**Requirements:** Reproduce all of the data exactly.
-- -- --
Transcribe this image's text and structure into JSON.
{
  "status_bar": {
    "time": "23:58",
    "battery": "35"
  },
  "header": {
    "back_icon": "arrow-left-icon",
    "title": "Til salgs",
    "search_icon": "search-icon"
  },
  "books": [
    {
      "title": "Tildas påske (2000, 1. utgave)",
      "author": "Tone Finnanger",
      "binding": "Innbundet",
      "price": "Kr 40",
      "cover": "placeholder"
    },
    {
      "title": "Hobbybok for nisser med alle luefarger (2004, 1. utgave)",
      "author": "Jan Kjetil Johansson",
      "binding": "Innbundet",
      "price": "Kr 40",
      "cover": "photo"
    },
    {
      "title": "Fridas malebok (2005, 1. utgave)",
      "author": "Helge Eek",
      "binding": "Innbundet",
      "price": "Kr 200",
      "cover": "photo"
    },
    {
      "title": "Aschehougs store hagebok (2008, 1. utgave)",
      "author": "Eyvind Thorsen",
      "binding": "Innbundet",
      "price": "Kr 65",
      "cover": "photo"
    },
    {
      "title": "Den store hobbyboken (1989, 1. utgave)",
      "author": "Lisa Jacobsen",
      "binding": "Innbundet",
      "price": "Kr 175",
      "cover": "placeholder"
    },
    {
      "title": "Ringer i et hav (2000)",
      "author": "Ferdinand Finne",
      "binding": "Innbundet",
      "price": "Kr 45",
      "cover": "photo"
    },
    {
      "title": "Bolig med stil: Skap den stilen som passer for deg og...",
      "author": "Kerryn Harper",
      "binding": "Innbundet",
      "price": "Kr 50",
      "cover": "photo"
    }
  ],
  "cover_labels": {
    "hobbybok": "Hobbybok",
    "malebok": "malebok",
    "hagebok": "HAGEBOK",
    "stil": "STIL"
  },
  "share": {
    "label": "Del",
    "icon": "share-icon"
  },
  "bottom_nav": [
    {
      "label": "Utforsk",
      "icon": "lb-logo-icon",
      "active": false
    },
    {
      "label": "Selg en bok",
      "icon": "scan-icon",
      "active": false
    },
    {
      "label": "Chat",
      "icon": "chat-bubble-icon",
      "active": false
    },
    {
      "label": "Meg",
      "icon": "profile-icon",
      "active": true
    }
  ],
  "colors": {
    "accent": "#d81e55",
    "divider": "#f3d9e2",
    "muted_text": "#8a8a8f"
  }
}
-- -- --
**Response to this exercise:**
Transcribe this image's text and structure into JSON.
{
  "status_bar": {
    "time": "23:58",
    "battery": "35"
  },
  "header": {
    "back_icon": "arrow-left-icon",
    "title": "Til salgs",
    "search_icon": "search-icon"
  },
  "books": [
    {
      "title": "Tildas påske (2000, 1. utgave)",
      "author": "Tone Finnanger",
      "binding": "Innbundet",
      "price": "Kr 40",
      "cover": "placeholder"
    },
    {
      "title": "Hobbybok for nisser med alle luefarger (2004, 1. utgave)",
      "author": "Jan Kjetil Johansson",
      "binding": "Innbundet",
      "price": "Kr 40",
      "cover": "photo"
    },
    {
      "title": "Fridas malebok (2005, 1. utgave)",
      "author": "Helge Eek",
      "binding": "Innbundet",
      "price": "Kr 200",
      "cover": "photo"
    },
    {
      "title": "Aschehougs store hagebok (2008, 1. utgave)",
      "author": "Eyvind Thorsen",
      "binding": "Innbundet",
      "price": "Kr 65",
      "cover": "photo"
    },
    {
      "title": "Den store hobbyboken (1989, 1. utgave)",
      "author": "Lisa Jacobsen",
      "binding": "Innbundet",
      "price": "Kr 175",
      "cover": "placeholder"
    },
    {
      "title": "Ringer i et hav (2000)",
      "author": "Ferdinand Finne",
      "binding": "Innbundet",
      "price": "Kr 45",
      "cover": "photo"
    },
    {
      "title": "Bolig med stil: Skap den stilen som passer for deg og...",
      "author": "Kerryn Harper",
      "binding": "Innbundet",
      "price": "Kr 50",
      "cover": "photo"
    }
  ],
  "cover_labels": {
    "hobbybok": "Hobbybok",
    "malebok": "malebok",
    "hagebok": "HAGEBOK",
    "stil": "STIL"
  },
  "share": {
    "label": "Del",
    "icon": "share-icon"
  },
  "bottom_nav": [
    {
      "label": "Utforsk",
      "icon": "lb-logo-icon",
      "active": false
    },
    {
      "label": "Selg en bok",
      "icon": "scan-icon",
      "active": false
    },
    {
      "label": "Chat",
      "icon": "chat-bubble-icon",
      "active": false
    },
    {
      "label": "Meg",
      "icon": "profile-icon",
      "active": true
    }
  ],
  "colors": {
    "accent": "#d81e55",
    "divider": "#f3d9e2",
    "muted_text": "#8a8a8f"
  }
}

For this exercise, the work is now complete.